> **Directive**
Look through the material below for "политикой". Copy every line that contains it.

> **Supplied material**
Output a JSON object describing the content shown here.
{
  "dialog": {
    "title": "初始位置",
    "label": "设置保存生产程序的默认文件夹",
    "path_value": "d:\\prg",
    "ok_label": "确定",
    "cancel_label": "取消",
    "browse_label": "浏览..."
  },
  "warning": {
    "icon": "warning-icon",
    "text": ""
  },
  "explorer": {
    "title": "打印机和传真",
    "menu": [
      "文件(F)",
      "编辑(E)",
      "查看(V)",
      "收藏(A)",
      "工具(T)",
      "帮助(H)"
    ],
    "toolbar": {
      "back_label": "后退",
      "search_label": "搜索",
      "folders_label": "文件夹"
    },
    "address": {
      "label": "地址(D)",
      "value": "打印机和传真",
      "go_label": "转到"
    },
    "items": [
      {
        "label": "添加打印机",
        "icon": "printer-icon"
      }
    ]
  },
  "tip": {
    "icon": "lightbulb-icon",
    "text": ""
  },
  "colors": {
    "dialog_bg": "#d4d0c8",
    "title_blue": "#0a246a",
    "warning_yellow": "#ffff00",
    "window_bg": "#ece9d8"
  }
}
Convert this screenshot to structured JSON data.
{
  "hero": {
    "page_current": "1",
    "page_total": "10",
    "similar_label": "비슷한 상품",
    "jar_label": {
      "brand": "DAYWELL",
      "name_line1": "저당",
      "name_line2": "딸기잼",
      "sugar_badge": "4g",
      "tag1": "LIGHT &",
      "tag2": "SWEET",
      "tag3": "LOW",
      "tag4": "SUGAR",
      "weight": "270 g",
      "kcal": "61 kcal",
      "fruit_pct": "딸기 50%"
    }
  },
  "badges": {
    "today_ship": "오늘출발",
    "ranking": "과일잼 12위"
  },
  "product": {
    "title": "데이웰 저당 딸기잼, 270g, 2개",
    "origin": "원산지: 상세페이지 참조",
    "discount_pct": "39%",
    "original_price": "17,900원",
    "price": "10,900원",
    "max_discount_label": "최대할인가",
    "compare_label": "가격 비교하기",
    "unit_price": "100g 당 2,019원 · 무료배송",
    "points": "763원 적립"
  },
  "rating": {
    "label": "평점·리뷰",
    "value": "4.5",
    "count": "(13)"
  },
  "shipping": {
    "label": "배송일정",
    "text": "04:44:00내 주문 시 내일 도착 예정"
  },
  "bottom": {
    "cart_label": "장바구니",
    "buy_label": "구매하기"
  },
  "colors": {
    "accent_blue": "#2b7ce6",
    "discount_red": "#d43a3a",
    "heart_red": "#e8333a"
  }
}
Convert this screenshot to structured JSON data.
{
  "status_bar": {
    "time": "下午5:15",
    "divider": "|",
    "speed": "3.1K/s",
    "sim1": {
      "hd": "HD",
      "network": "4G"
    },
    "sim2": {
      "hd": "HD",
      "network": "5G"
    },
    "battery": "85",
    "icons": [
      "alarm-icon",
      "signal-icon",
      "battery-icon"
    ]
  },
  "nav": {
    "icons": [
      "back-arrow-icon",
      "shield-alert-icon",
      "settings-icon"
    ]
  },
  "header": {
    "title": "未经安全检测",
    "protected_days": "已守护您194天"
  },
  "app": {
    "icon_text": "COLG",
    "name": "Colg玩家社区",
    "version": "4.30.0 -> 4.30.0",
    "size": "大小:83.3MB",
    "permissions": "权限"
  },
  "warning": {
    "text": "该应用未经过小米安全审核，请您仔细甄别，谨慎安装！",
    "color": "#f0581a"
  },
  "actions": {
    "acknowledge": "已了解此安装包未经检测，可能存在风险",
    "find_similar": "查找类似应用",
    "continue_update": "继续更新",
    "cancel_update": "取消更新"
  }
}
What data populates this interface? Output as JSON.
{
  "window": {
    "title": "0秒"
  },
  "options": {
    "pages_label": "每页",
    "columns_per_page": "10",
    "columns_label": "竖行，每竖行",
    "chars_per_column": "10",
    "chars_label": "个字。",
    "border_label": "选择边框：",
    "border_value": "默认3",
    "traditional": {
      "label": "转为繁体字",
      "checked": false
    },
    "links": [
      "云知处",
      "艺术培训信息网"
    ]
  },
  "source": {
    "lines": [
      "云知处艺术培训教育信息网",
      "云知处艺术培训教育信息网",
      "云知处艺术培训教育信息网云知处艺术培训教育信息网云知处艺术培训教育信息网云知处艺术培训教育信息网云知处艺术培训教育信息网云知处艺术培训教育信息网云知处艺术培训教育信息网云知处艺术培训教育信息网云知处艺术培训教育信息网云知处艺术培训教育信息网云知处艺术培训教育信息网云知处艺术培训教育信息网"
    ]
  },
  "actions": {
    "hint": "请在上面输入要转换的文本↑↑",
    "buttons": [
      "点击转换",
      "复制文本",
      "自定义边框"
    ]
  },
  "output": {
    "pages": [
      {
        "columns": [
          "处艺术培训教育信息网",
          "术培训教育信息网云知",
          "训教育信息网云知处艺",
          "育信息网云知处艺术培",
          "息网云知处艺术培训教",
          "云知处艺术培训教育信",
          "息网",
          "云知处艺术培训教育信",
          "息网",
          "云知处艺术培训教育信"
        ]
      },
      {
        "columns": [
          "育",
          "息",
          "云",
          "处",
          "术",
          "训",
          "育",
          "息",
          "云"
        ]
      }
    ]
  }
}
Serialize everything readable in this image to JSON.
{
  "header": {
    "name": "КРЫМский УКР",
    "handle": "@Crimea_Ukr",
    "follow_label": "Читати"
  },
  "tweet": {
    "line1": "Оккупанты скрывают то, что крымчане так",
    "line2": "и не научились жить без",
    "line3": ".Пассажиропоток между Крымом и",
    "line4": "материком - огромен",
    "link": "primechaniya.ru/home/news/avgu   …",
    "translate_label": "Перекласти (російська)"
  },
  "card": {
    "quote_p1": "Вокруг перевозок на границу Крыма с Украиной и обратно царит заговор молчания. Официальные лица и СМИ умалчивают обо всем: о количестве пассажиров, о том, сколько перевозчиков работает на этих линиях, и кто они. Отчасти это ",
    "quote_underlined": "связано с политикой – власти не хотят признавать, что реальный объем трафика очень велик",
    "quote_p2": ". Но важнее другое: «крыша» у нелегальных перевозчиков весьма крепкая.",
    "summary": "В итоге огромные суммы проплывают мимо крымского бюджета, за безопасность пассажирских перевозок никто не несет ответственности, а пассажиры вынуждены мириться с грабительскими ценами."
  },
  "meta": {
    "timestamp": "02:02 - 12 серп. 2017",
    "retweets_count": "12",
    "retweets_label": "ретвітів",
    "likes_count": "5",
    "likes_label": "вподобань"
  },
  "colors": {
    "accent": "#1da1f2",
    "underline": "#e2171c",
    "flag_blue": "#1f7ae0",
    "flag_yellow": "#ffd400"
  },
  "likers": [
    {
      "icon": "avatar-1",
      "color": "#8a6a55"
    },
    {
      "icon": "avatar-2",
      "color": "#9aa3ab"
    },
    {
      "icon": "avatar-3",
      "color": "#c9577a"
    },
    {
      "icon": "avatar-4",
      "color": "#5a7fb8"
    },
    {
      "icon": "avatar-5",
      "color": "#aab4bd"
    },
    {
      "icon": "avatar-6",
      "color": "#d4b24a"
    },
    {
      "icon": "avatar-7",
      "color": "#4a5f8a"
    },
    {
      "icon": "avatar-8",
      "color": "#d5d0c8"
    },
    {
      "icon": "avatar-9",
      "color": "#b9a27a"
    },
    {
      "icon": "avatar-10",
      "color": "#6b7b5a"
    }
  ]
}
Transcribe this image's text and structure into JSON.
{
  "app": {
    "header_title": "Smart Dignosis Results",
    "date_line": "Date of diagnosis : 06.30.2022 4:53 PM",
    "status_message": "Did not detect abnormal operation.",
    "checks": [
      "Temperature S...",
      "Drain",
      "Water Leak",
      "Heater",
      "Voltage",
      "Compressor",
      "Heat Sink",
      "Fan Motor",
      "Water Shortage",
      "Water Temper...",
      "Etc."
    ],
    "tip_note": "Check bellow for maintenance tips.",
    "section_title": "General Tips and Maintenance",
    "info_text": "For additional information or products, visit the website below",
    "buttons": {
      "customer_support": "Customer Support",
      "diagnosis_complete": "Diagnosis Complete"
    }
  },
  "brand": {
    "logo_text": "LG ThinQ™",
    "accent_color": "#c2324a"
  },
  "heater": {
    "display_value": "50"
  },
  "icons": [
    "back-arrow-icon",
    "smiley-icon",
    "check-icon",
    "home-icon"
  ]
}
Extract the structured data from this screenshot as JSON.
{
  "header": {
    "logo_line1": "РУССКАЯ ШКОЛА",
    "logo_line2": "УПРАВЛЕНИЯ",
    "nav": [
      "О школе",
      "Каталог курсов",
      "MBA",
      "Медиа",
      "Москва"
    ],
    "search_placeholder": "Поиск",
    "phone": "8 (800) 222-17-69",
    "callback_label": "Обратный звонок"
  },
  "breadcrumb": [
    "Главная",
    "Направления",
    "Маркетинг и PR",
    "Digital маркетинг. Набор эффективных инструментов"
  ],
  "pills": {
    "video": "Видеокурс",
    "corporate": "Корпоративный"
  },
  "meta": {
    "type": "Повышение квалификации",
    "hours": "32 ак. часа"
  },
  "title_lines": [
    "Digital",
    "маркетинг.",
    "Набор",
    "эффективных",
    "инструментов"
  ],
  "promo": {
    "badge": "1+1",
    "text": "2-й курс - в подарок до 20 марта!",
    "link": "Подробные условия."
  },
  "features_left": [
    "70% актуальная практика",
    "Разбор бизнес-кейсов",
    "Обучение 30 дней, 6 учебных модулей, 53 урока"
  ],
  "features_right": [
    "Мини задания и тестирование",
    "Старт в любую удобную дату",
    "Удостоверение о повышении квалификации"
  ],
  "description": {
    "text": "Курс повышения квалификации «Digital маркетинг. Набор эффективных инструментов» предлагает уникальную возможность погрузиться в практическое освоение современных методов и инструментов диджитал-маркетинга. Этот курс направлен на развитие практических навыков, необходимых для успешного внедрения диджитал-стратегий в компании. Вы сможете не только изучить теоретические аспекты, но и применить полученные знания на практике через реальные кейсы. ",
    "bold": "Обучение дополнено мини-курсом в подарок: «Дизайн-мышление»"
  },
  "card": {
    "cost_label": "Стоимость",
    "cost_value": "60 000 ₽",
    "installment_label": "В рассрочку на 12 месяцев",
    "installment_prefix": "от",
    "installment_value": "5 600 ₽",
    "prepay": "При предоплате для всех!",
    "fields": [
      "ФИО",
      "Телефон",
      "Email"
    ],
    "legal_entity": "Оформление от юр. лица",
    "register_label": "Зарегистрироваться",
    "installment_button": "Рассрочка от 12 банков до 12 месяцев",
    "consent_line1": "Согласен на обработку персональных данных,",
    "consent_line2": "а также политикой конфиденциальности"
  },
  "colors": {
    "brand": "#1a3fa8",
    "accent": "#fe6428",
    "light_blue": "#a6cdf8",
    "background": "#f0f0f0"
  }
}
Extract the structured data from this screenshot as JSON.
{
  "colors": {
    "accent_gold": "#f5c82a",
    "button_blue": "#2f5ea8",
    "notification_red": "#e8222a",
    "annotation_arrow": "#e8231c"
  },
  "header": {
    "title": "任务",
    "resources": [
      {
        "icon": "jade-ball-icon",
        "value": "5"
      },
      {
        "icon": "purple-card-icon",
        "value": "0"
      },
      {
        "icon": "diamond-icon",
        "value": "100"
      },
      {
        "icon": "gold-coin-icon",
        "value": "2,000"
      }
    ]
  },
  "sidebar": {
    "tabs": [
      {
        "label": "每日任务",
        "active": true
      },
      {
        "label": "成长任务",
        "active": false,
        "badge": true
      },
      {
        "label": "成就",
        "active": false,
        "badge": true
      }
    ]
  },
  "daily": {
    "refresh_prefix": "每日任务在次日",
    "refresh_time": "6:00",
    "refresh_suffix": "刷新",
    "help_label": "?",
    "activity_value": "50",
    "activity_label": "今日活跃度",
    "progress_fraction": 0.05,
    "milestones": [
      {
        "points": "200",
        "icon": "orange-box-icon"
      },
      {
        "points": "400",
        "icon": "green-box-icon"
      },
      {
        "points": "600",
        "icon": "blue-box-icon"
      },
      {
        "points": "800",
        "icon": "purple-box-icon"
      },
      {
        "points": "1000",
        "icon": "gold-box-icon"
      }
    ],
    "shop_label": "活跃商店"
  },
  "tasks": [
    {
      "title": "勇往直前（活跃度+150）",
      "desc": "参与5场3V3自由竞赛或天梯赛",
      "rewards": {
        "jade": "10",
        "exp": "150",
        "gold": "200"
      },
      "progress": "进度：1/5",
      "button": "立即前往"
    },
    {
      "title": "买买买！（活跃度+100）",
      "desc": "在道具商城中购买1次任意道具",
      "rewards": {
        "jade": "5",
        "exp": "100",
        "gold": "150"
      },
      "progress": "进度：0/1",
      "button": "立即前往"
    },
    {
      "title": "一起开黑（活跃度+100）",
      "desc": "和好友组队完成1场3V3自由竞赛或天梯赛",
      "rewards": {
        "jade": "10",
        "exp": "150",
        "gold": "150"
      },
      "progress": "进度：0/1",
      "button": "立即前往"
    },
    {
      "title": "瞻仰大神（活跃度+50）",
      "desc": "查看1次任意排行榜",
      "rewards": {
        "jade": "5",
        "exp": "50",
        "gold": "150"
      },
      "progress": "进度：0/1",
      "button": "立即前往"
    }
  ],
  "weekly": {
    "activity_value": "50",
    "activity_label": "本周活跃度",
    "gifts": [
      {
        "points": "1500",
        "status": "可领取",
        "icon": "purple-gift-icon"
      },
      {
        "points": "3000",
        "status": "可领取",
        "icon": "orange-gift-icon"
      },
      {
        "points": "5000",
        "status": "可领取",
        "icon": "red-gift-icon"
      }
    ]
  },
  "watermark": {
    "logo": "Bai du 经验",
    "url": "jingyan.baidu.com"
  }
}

> **Answer in full**
    "quote_underlined": "связано с политикой – власти не хотят признавать, что реальный объем трафика очень велик",
    "consent_line2": "а также политикой конфиденциальности"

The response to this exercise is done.